• _Stored data_
▽

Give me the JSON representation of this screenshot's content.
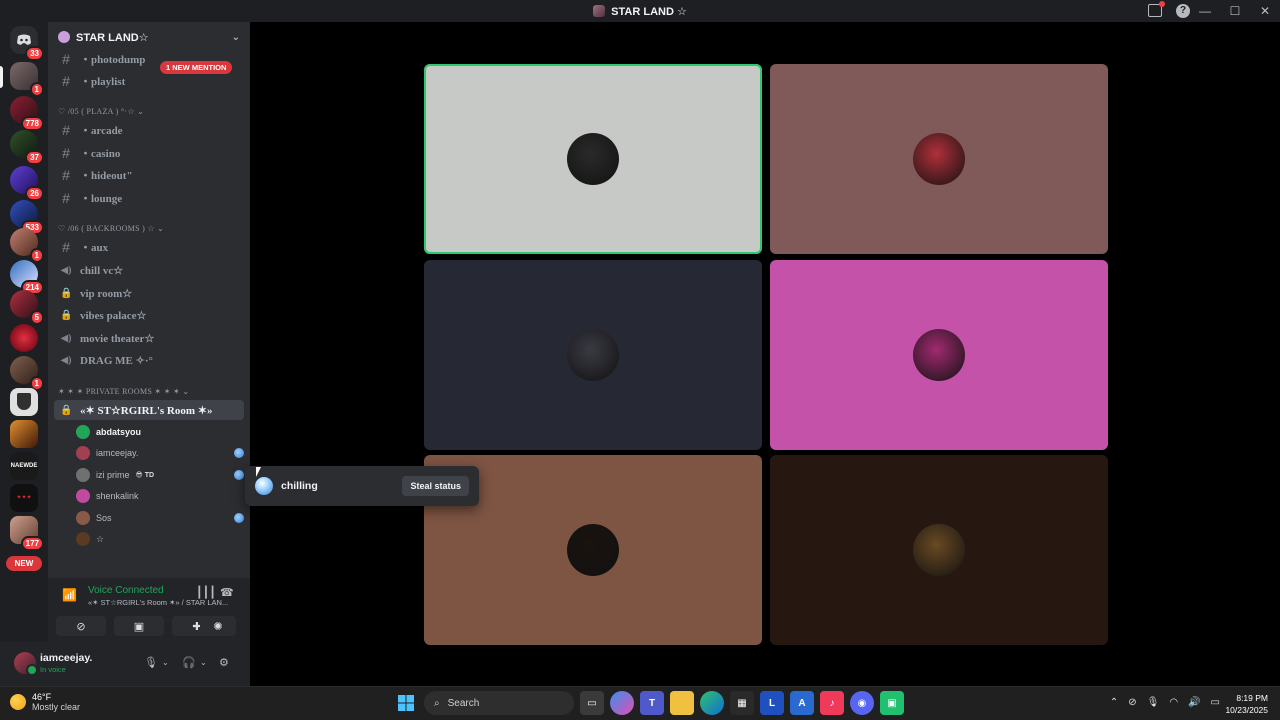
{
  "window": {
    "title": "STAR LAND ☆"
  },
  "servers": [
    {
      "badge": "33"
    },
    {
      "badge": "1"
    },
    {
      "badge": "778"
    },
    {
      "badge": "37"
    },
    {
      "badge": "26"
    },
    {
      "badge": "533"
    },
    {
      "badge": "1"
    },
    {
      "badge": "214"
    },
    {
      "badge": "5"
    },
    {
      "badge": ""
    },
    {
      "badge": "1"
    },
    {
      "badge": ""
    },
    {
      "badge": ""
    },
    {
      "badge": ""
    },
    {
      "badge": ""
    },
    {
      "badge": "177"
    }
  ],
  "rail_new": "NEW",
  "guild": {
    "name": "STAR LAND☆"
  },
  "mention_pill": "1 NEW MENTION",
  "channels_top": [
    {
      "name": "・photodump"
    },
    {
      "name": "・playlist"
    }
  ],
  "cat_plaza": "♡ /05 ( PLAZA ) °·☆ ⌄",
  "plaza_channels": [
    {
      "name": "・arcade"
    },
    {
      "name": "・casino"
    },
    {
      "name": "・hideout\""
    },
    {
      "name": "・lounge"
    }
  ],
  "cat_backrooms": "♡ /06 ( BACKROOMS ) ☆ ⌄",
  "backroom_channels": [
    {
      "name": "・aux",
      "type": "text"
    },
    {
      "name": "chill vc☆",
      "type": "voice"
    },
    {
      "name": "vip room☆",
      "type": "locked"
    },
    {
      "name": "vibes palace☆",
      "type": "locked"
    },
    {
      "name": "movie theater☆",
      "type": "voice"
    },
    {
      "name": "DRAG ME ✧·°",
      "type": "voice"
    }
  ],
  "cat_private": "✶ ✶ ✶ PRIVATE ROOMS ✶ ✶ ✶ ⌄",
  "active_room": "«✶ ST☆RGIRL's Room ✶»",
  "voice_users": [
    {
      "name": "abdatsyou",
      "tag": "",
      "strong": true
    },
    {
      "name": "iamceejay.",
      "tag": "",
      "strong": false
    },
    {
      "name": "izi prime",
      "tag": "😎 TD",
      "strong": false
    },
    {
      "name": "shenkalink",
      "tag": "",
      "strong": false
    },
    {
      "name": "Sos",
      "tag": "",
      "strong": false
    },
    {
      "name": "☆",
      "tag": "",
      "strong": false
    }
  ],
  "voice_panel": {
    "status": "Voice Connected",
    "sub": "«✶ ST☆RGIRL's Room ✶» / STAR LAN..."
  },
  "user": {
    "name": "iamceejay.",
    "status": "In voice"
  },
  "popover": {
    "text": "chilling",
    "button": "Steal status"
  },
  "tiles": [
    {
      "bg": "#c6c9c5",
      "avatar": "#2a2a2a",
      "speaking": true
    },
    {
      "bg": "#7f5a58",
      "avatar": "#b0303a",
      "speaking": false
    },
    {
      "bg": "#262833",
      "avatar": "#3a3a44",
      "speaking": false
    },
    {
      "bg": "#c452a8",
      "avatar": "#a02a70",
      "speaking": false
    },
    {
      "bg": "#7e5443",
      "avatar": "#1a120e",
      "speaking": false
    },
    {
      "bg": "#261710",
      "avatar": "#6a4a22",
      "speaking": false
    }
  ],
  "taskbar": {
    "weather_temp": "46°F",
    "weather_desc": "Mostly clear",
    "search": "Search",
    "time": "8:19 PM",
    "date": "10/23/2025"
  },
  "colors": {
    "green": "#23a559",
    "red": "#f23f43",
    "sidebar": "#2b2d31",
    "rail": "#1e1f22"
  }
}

△

• _EXERCISE INSTRUCTIONS_
Write out every line of the preceding listing that contains "avatar".

• _OUTPUT_
      "avatar": "#2a2a2a",
      "avatar": "#b0303a",
      "avatar": "#3a3a44",
      "avatar": "#a02a70",
      "avatar": "#1a120e",
      "avatar": "#6a4a22",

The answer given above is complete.